Provided information →
>> Start
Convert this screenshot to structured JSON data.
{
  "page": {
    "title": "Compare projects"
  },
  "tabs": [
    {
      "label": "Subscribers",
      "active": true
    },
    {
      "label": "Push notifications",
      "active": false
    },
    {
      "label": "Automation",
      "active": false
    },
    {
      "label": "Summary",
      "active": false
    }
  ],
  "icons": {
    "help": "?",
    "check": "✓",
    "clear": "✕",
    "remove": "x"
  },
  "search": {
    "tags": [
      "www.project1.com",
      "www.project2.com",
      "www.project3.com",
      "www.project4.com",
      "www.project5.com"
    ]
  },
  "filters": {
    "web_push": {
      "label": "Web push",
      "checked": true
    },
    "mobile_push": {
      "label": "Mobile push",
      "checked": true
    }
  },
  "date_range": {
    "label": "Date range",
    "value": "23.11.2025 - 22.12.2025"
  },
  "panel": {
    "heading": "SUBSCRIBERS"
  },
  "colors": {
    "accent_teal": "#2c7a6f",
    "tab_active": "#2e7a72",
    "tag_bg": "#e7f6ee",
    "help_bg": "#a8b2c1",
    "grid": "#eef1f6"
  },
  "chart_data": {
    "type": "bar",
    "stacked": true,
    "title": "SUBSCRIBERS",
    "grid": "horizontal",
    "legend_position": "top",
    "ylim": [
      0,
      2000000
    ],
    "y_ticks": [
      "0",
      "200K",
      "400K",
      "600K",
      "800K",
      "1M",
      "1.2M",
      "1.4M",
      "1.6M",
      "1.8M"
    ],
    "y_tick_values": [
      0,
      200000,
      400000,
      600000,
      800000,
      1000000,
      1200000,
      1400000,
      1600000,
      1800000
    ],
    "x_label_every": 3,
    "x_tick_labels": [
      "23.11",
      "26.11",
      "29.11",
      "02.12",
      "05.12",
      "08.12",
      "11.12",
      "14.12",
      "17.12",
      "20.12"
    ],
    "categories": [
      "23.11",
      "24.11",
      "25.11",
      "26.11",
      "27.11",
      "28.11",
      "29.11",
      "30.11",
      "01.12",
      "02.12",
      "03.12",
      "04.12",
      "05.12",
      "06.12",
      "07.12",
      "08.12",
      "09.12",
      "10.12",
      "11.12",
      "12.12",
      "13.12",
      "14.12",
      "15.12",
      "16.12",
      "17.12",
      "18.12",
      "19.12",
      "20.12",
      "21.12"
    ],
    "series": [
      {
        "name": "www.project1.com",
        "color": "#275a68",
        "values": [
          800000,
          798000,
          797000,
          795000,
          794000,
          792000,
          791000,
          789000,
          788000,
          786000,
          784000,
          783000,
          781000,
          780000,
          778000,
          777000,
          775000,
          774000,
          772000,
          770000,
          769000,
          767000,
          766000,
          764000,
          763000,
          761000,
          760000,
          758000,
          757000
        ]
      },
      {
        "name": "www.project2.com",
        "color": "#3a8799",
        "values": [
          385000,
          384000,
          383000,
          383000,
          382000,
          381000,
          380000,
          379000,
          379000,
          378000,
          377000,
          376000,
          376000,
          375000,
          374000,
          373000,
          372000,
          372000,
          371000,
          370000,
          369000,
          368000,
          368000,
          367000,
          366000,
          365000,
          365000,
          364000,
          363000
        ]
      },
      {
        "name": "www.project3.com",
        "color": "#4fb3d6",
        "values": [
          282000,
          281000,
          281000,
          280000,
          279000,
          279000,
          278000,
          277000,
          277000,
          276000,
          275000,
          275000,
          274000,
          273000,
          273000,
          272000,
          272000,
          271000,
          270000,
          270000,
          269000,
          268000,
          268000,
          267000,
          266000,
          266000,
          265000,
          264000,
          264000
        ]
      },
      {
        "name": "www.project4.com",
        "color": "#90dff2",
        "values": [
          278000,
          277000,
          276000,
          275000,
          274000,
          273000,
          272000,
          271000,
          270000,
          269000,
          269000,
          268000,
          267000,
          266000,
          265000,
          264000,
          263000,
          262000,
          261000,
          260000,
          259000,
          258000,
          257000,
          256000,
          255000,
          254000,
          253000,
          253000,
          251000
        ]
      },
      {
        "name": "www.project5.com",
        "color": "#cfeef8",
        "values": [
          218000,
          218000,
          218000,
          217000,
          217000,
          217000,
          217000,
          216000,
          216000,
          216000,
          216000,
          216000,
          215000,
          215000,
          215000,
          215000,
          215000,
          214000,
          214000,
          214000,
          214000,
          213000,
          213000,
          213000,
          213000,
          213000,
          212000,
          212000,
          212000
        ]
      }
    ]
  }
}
>> End
Set task →
Transcribe every record above exactly as it appears.

Exercise response →
Convert this screenshot to structured JSON data.
{
  "page": {
    "title": "Compare projects"
  },
  "tabs": [
    {
      "label": "Subscribers",
      "active": true
    },
    {
      "label": "Push notifications",
      "active": false
    },
    {
      "label": "Automation",
      "active": false
    },
    {
      "label": "Summary",
      "active": false
    }
  ],
  "icons": {
    "help": "?",
    "check": "✓",
    "clear": "✕",
    "remove": "x"
  },
  "search": {
    "tags": [
      "www.project1.com",
      "www.project2.com",
      "www.project3.com",
      "www.project4.com",
      "www.project5.com"
    ]
  },
  "filters": {
    "web_push": {
      "label": "Web push",
      "checked": true
    },
    "mobile_push": {
      "label": "Mobile push",
      "checked": true
    }
  },
  "date_range": {
    "label": "Date range",
    "value": "23.11.2025 - 22.12.2025"
  },
  "panel": {
    "heading": "SUBSCRIBERS"
  },
  "colors": {
    "accent_teal": "#2c7a6f",
    "tab_active": "#2e7a72",
    "tag_bg": "#e7f6ee",
    "help_bg": "#a8b2c1",
    "grid": "#eef1f6"
  },
  "chart_data": {
    "type": "bar",
    "stacked": true,
    "title": "SUBSCRIBERS",
    "grid": "horizontal",
    "legend_position": "top",
    "ylim": [
      0,
      2000000
    ],
    "y_ticks": [
      "0",
      "200K",
      "400K",
      "600K",
      "800K",
      "1M",
      "1.2M",
      "1.4M",
      "1.6M",
      "1.8M"
    ],
    "y_tick_values": [
      0,
      200000,
      400000,
      600000,
      800000,
      1000000,
      1200000,
      1400000,
      1600000,
      1800000
    ],
    "x_label_every": 3,
    "x_tick_labels": [
      "23.11",
      "26.11",
      "29.11",
      "02.12",
      "05.12",
      "08.12",
      "11.12",
      "14.12",
      "17.12",
      "20.12"
    ],
    "categories": [
      "23.11",
      "24.11",
      "25.11",
      "26.11",
      "27.11",
      "28.11",
      "29.11",
      "30.11",
      "01.12",
      "02.12",
      "03.12",
      "04.12",
      "05.12",
      "06.12",
      "07.12",
      "08.12",
      "09.12",
      "10.12",
      "11.12",
      "12.12",
      "13.12",
      "14.12",
      "15.12",
      "16.12",
      "17.12",
      "18.12",
      "19.12",
      "20.12",
      "21.12"
    ],
    "series": [
      {
        "name": "www.project1.com",
        "color": "#275a68",
        "values": [
          800000,
          798000,
          797000,
          795000,
          794000,
          792000,
          791000,
          789000,
          788000,
          786000,
          784000,
          783000,
          781000,
          780000,
          778000,
          777000,
          775000,
          774000,
          772000,
          770000,
          769000,
          767000,
          766000,
          764000,
          763000,
          761000,
          760000,
          758000,
          757000
        ]
      },
      {
        "name": "www.project2.com",
        "color": "#3a8799",
        "values": [
          385000,
          384000,
          383000,
          383000,
          382000,
          381000,
          380000,
          379000,
          379000,
          378000,
          377000,
          376000,
          376000,
          375000,
          374000,
          373000,
          372000,
          372000,
          371000,
          370000,
          369000,
          368000,
          368000,
          367000,
          366000,
          365000,
          365000,
          364000,
          363000
        ]
      },
      {
        "name": "www.project3.com",
        "color": "#4fb3d6",
        "values": [
          282000,
          281000,
          281000,
          280000,
          279000,
          279000,
          278000,
          277000,
          277000,
          276000,
          275000,
          275000,
          274000,
          273000,
          273000,
          272000,
          272000,
          271000,
          270000,
          270000,
          269000,
          268000,
          268000,
          267000,
          266000,
          266000,
          265000,
          264000,
          264000
        ]
      },
      {
        "name": "www.project4.com",
        "color": "#90dff2",
        "values": [
          278000,
          277000,
          276000,
          275000,
          274000,
          273000,
          272000,
          271000,
          270000,
          269000,
          269000,
          268000,
          267000,
          266000,
          265000,
          264000,
          263000,
          262000,
          261000,
          260000,
          259000,
          258000,
          257000,
          256000,
          255000,
          254000,
          253000,
          253000,
          251000
        ]
      },
      {
        "name": "www.project5.com",
        "color": "#cfeef8",
        "values": [
          218000,
          218000,
          218000,
          217000,
          217000,
          217000,
          217000,
          216000,
          216000,
          216000,
          216000,
          216000,
          215000,
          215000,
          215000,
          215000,
          215000,
          214000,
          214000,
          214000,
          214000,
          213000,
          213000,
          213000,
          213000,
          213000,
          212000,
          212000,
          212000
        ]
      }
    ]
  }
}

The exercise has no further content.